Task statement
Select and copy out every line in the records containing "title".
=-=-=-=-=
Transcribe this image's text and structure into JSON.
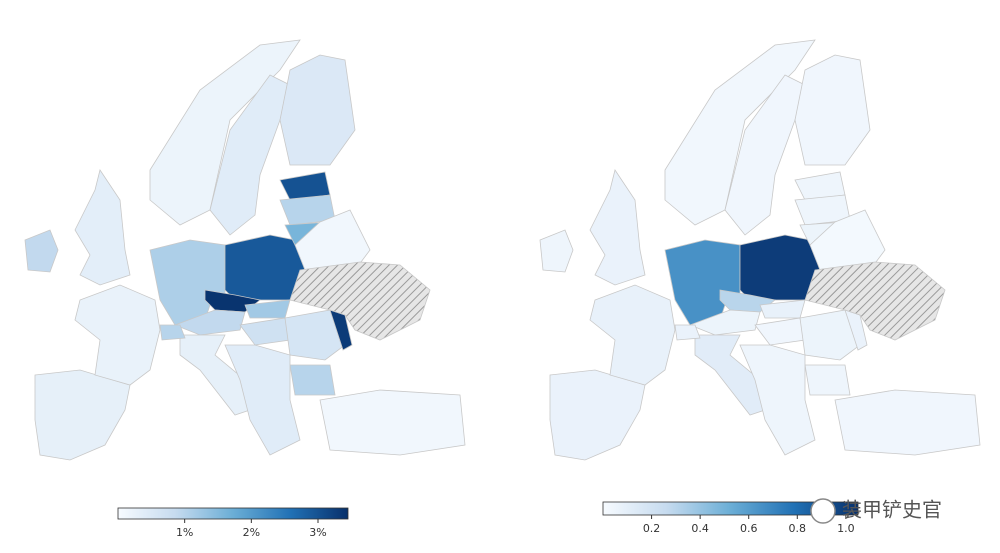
{
  "chart_data": [
    {
      "type": "choropleth",
      "values": [
        0.3,
        0.25,
        0.35,
        0.9,
        1.1,
        2.9,
        3.4,
        1.2,
        0.9,
        0.7,
        0.6,
        3.3,
        1.0,
        0.3,
        0.4,
        0.1,
        0.2,
        0.4,
        0.5,
        3.0,
        1.0,
        1.6,
        0.1,
        null,
        1.0
      ],
      "colorscale": [
        "#f7fbff",
        "#c6dbef",
        "#6baed6",
        "#2171b5",
        "#08306b"
      ],
      "clim": [
        0,
        3.45
      ],
      "cticks": [
        {
          "value": 1,
          "label": "1%"
        },
        {
          "value": 2,
          "label": "2%"
        },
        {
          "value": 3,
          "label": "3%"
        }
      ],
      "missing_hatch": true
    },
    {
      "type": "choropleth",
      "values": [
        0.07,
        0.08,
        0.07,
        0.05,
        0.65,
        1.0,
        0.3,
        0.08,
        0.06,
        0.04,
        0.06,
        0.07,
        0.05,
        0.12,
        0.05,
        0.04,
        0.03,
        0.04,
        0.04,
        0.05,
        0.05,
        0.06,
        0.02,
        null,
        0.07
      ],
      "colorscale": [
        "#f7fbff",
        "#c6dbef",
        "#6baed6",
        "#2171b5",
        "#08306b"
      ],
      "clim": [
        0,
        1.05
      ],
      "cticks": [
        0.2,
        0.4,
        0.6,
        0.8,
        {
          "value": 1,
          "label": "1.0"
        }
      ],
      "missing_hatch": true
    }
  ],
  "watermark": "装甲铲史官"
}
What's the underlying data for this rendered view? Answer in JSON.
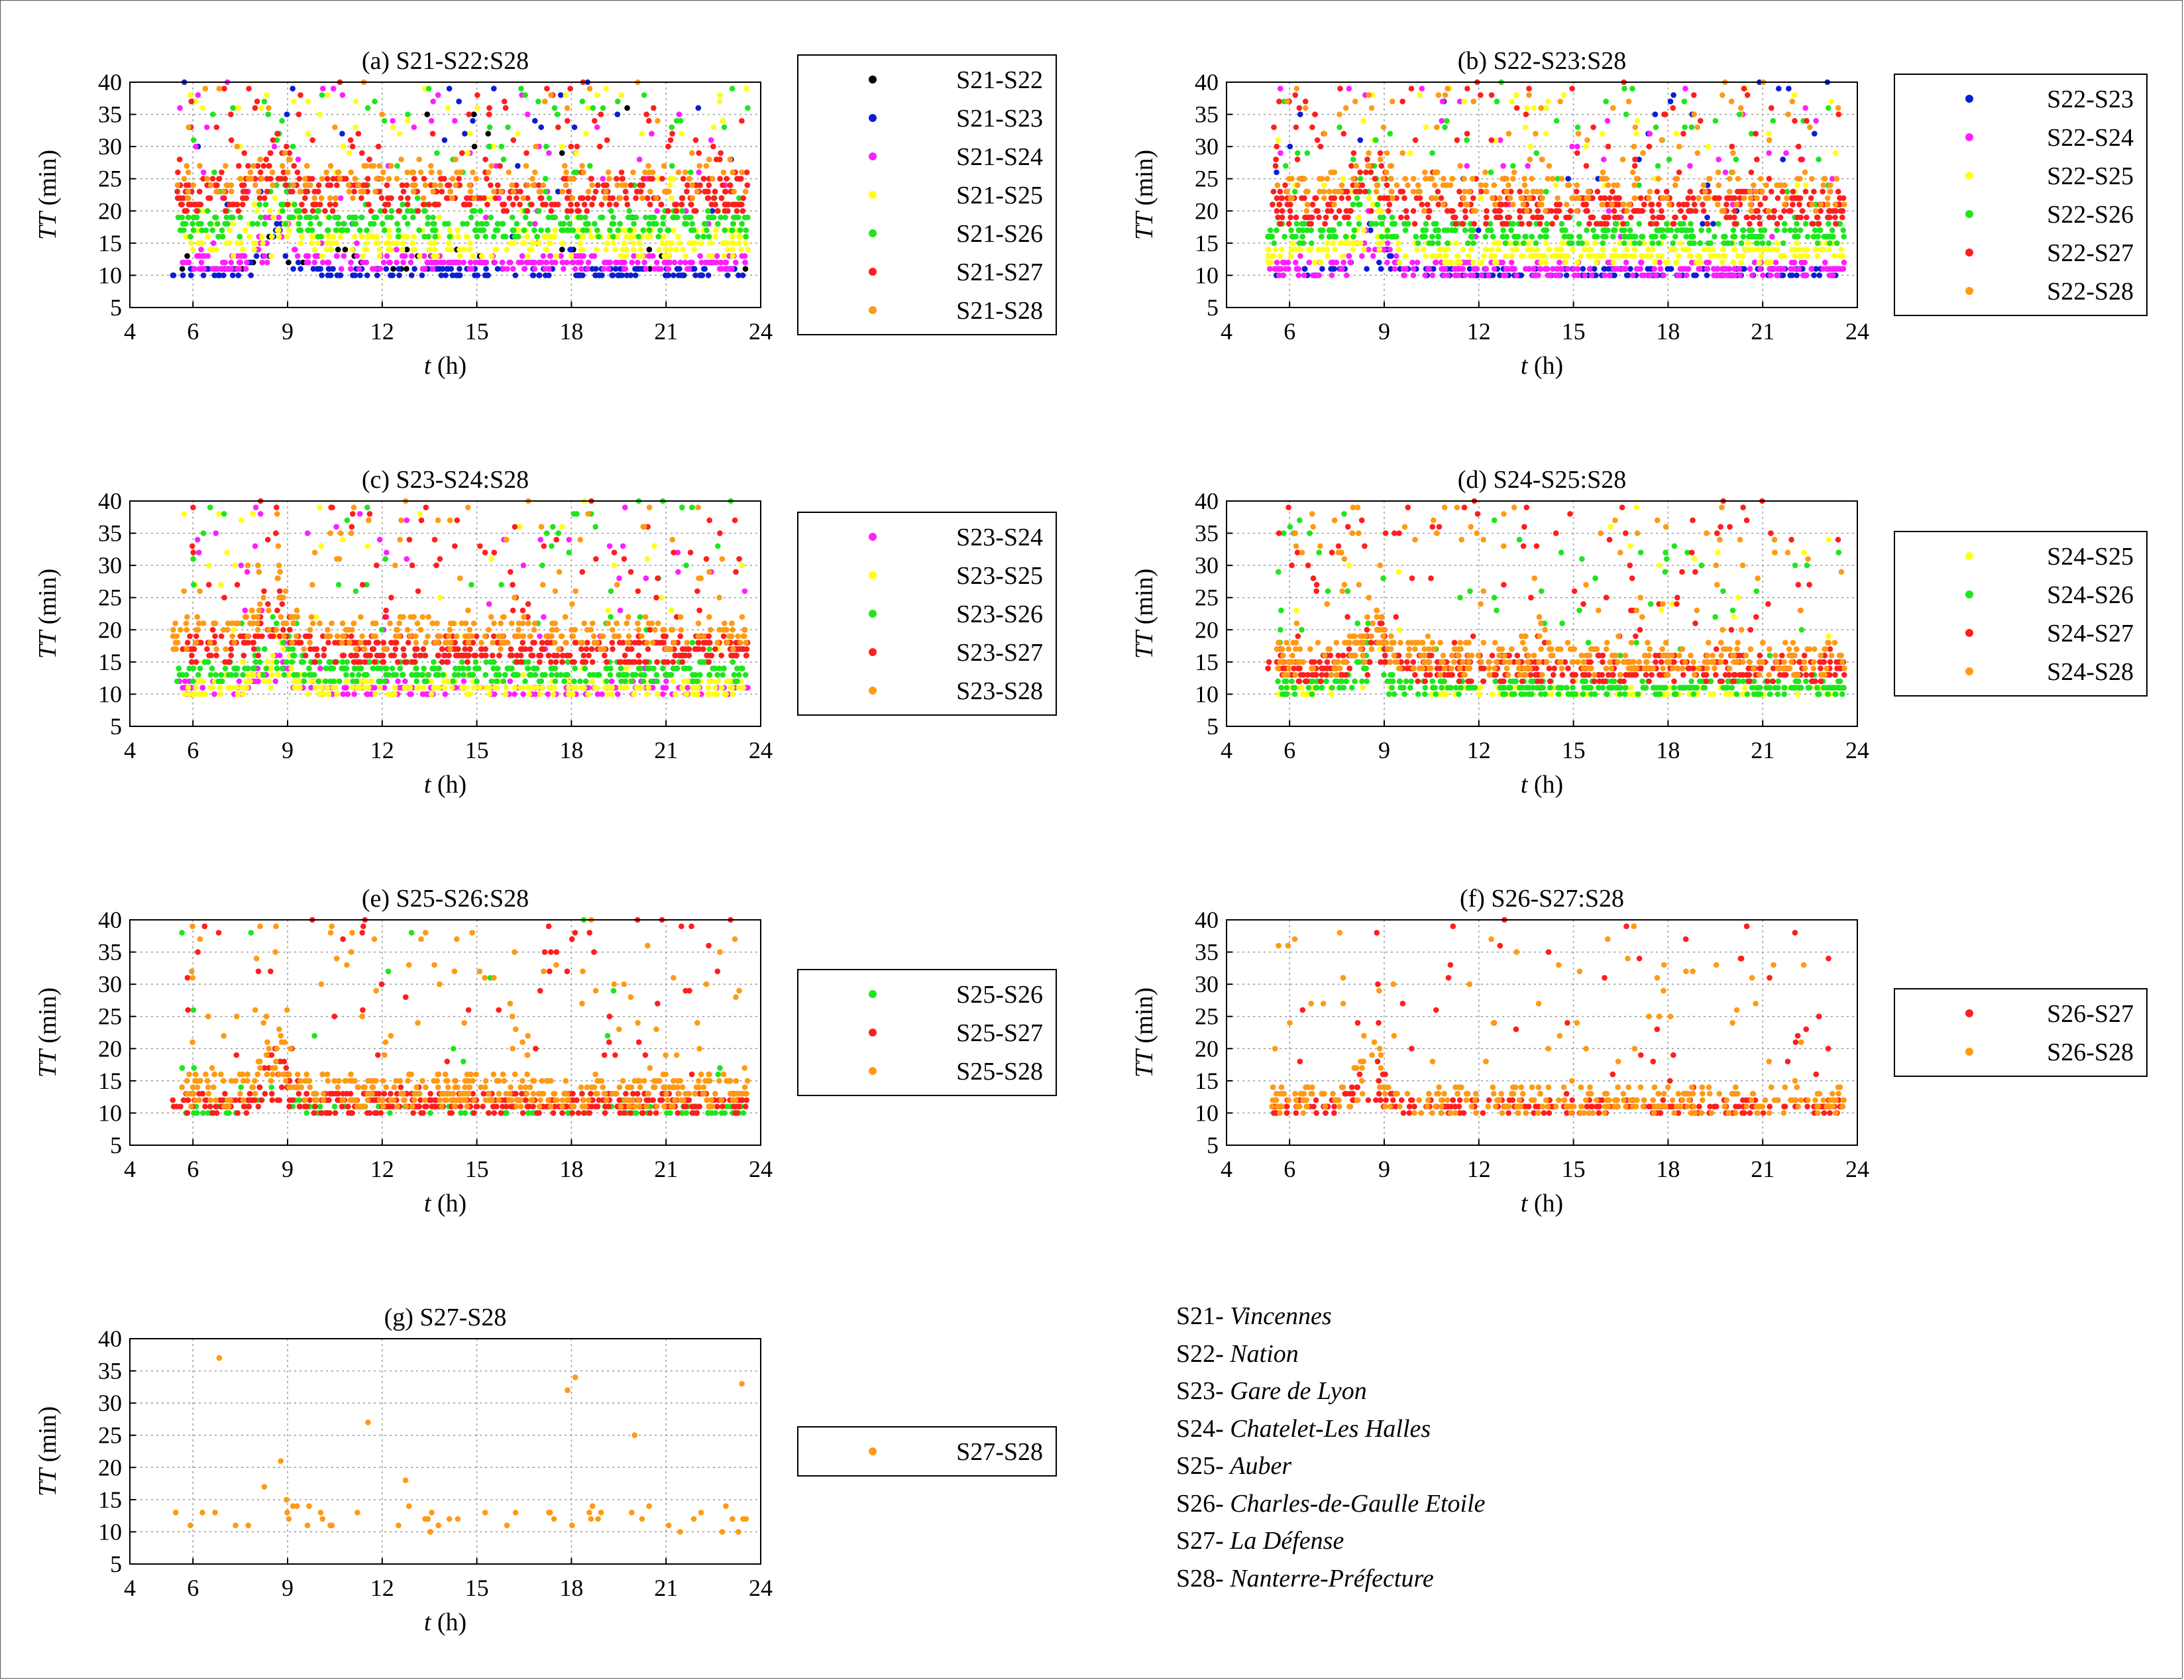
{
  "colors": {
    "S22": "#000000",
    "S23": "#0a1ed2",
    "S24": "#ff1eff",
    "S25": "#ffff14",
    "S26": "#1ee61e",
    "S27": "#ff1e1e",
    "S28": "#ff9a14"
  },
  "chart_data": [
    {
      "type": "scatter",
      "title": "(a) S21-S22:S28",
      "xlabel_var": "t",
      "xlabel_unit": " (h)",
      "ylabel_var": "TT",
      "ylabel_unit": " (min)",
      "xlim": [
        4,
        24
      ],
      "ylim": [
        5,
        40
      ],
      "xticks": [
        4,
        6,
        9,
        12,
        15,
        18,
        21,
        24
      ],
      "yticks": [
        5,
        10,
        15,
        20,
        25,
        30,
        35,
        40
      ],
      "grid": true,
      "legend": "right",
      "series": [
        {
          "name": "S21-S22",
          "key": "S22",
          "y_range": [
            10,
            40
          ],
          "typical": [
            10,
            14
          ],
          "density": 0.08
        },
        {
          "name": "S21-S23",
          "key": "S23",
          "y_range": [
            10,
            40
          ],
          "typical": [
            10,
            11
          ],
          "density": 0.4
        },
        {
          "name": "S21-S24",
          "key": "S24",
          "y_range": [
            10,
            40
          ],
          "typical": [
            11,
            13
          ],
          "density": 0.6
        },
        {
          "name": "S21-S25",
          "key": "S25",
          "y_range": [
            11,
            40
          ],
          "typical": [
            13,
            17
          ],
          "density": 0.7
        },
        {
          "name": "S21-S26",
          "key": "S26",
          "y_range": [
            12,
            40
          ],
          "typical": [
            16,
            20
          ],
          "density": 0.7
        },
        {
          "name": "S21-S27",
          "key": "S27",
          "y_range": [
            14,
            40
          ],
          "typical": [
            20,
            25
          ],
          "density": 0.8
        },
        {
          "name": "S21-S28",
          "key": "S28",
          "y_range": [
            15,
            40
          ],
          "typical": [
            22,
            27
          ],
          "density": 0.35
        }
      ]
    },
    {
      "type": "scatter",
      "title": "(b) S22-S23:S28",
      "xlabel_var": "t",
      "xlabel_unit": " (h)",
      "ylabel_var": "TT",
      "ylabel_unit": " (min)",
      "xlim": [
        4,
        24
      ],
      "ylim": [
        5,
        40
      ],
      "xticks": [
        4,
        6,
        9,
        12,
        15,
        18,
        21,
        24
      ],
      "yticks": [
        5,
        10,
        15,
        20,
        25,
        30,
        35,
        40
      ],
      "grid": true,
      "legend": "right",
      "series": [
        {
          "name": "S22-S23",
          "key": "S23",
          "y_range": [
            10,
            40
          ],
          "typical": [
            10,
            11
          ],
          "density": 0.4
        },
        {
          "name": "S22-S24",
          "key": "S24",
          "y_range": [
            10,
            40
          ],
          "typical": [
            10,
            12
          ],
          "density": 0.6
        },
        {
          "name": "S22-S25",
          "key": "S25",
          "y_range": [
            10,
            40
          ],
          "typical": [
            12,
            15
          ],
          "density": 0.7
        },
        {
          "name": "S22-S26",
          "key": "S26",
          "y_range": [
            11,
            40
          ],
          "typical": [
            15,
            18
          ],
          "density": 0.7
        },
        {
          "name": "S22-S27",
          "key": "S27",
          "y_range": [
            13,
            40
          ],
          "typical": [
            18,
            23
          ],
          "density": 0.9
        },
        {
          "name": "S22-S28",
          "key": "S28",
          "y_range": [
            14,
            40
          ],
          "typical": [
            20,
            26
          ],
          "density": 0.5
        }
      ]
    },
    {
      "type": "scatter",
      "title": "(c) S23-S24:S28",
      "xlabel_var": "t",
      "xlabel_unit": " (h)",
      "ylabel_var": "TT",
      "ylabel_unit": " (min)",
      "xlim": [
        4,
        24
      ],
      "ylim": [
        5,
        40
      ],
      "xticks": [
        4,
        6,
        9,
        12,
        15,
        18,
        21,
        24
      ],
      "yticks": [
        5,
        10,
        15,
        20,
        25,
        30,
        35,
        40
      ],
      "grid": true,
      "legend": "right",
      "series": [
        {
          "name": "S23-S24",
          "key": "S24",
          "y_range": [
            10,
            40
          ],
          "typical": [
            10,
            12
          ],
          "density": 0.5
        },
        {
          "name": "S23-S25",
          "key": "S25",
          "y_range": [
            10,
            40
          ],
          "typical": [
            10,
            12
          ],
          "density": 0.6
        },
        {
          "name": "S23-S26",
          "key": "S26",
          "y_range": [
            10,
            40
          ],
          "typical": [
            12,
            15
          ],
          "density": 0.7
        },
        {
          "name": "S23-S27",
          "key": "S27",
          "y_range": [
            11,
            40
          ],
          "typical": [
            15,
            19
          ],
          "density": 0.9
        },
        {
          "name": "S23-S28",
          "key": "S28",
          "y_range": [
            12,
            40
          ],
          "typical": [
            17,
            22
          ],
          "density": 0.6
        }
      ]
    },
    {
      "type": "scatter",
      "title": "(d) S24-S25:S28",
      "xlabel_var": "t",
      "xlabel_unit": " (h)",
      "ylabel_var": "TT",
      "ylabel_unit": " (min)",
      "xlim": [
        4,
        24
      ],
      "ylim": [
        5,
        40
      ],
      "xticks": [
        4,
        6,
        9,
        12,
        15,
        18,
        21,
        24
      ],
      "yticks": [
        5,
        10,
        15,
        20,
        25,
        30,
        35,
        40
      ],
      "grid": true,
      "legend": "right",
      "series": [
        {
          "name": "S24-S25",
          "key": "S25",
          "y_range": [
            10,
            40
          ],
          "typical": [
            10,
            11
          ],
          "density": 0.3
        },
        {
          "name": "S24-S26",
          "key": "S26",
          "y_range": [
            10,
            40
          ],
          "typical": [
            10,
            12
          ],
          "density": 0.7
        },
        {
          "name": "S24-S27",
          "key": "S27",
          "y_range": [
            10,
            40
          ],
          "typical": [
            12,
            16
          ],
          "density": 0.9
        },
        {
          "name": "S24-S28",
          "key": "S28",
          "y_range": [
            10,
            40
          ],
          "typical": [
            13,
            18
          ],
          "density": 0.8
        }
      ]
    },
    {
      "type": "scatter",
      "title": "(e) S25-S26:S28",
      "xlabel_var": "t",
      "xlabel_unit": " (h)",
      "ylabel_var": "TT",
      "ylabel_unit": " (min)",
      "xlim": [
        4,
        24
      ],
      "ylim": [
        5,
        40
      ],
      "xticks": [
        4,
        6,
        9,
        12,
        15,
        18,
        21,
        24
      ],
      "yticks": [
        5,
        10,
        15,
        20,
        25,
        30,
        35,
        40
      ],
      "grid": true,
      "legend": "right",
      "series": [
        {
          "name": "S25-S26",
          "key": "S26",
          "y_range": [
            10,
            40
          ],
          "typical": [
            10,
            11
          ],
          "density": 0.25
        },
        {
          "name": "S25-S27",
          "key": "S27",
          "y_range": [
            10,
            40
          ],
          "typical": [
            10,
            13
          ],
          "density": 0.9
        },
        {
          "name": "S25-S28",
          "key": "S28",
          "y_range": [
            10,
            40
          ],
          "typical": [
            11,
            16
          ],
          "density": 0.9
        }
      ]
    },
    {
      "type": "scatter",
      "title": "(f) S26-S27:S28",
      "xlabel_var": "t",
      "xlabel_unit": " (h)",
      "ylabel_var": "TT",
      "ylabel_unit": " (min)",
      "xlim": [
        4,
        24
      ],
      "ylim": [
        5,
        40
      ],
      "xticks": [
        4,
        6,
        9,
        12,
        15,
        18,
        21,
        24
      ],
      "yticks": [
        5,
        10,
        15,
        20,
        25,
        30,
        35,
        40
      ],
      "grid": true,
      "legend": "right",
      "series": [
        {
          "name": "S26-S27",
          "key": "S27",
          "y_range": [
            10,
            40
          ],
          "typical": [
            10,
            12
          ],
          "density": 0.55
        },
        {
          "name": "S26-S28",
          "key": "S28",
          "y_range": [
            10,
            40
          ],
          "typical": [
            10,
            14
          ],
          "density": 0.65
        }
      ]
    },
    {
      "type": "scatter",
      "title": "(g) S27-S28",
      "xlabel_var": "t",
      "xlabel_unit": " (h)",
      "ylabel_var": "TT",
      "ylabel_unit": " (min)",
      "xlim": [
        4,
        24
      ],
      "ylim": [
        5,
        40
      ],
      "xticks": [
        4,
        6,
        9,
        12,
        15,
        18,
        21,
        24
      ],
      "yticks": [
        5,
        10,
        15,
        20,
        25,
        30,
        35,
        40
      ],
      "grid": true,
      "legend": "right",
      "series": [
        {
          "name": "S27-S28",
          "key": "S28",
          "y_range": [
            10,
            40
          ],
          "typical": [
            10,
            14
          ],
          "density": 0.12
        }
      ]
    }
  ],
  "stations": [
    {
      "code": "S21- ",
      "name": "Vincennes"
    },
    {
      "code": "S22- ",
      "name": "Nation"
    },
    {
      "code": "S23- ",
      "name": "Gare de Lyon"
    },
    {
      "code": "S24- ",
      "name": "Chatelet-Les Halles"
    },
    {
      "code": "S25- ",
      "name": "Auber"
    },
    {
      "code": "S26- ",
      "name": "Charles-de-Gaulle Etoile"
    },
    {
      "code": "S27- ",
      "name": "La Défense"
    },
    {
      "code": "S28- ",
      "name": "Nanterre-Préfecture"
    }
  ]
}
=-=-=-=-=
Written reply
      "title": "(a) S21-S22:S28",
      "title": "(b) S22-S23:S28",
      "title": "(c) S23-S24:S28",
      "title": "(d) S24-S25:S28",
      "title": "(e) S25-S26:S28",
      "title": "(f) S26-S27:S28",
      "title": "(g) S27-S28",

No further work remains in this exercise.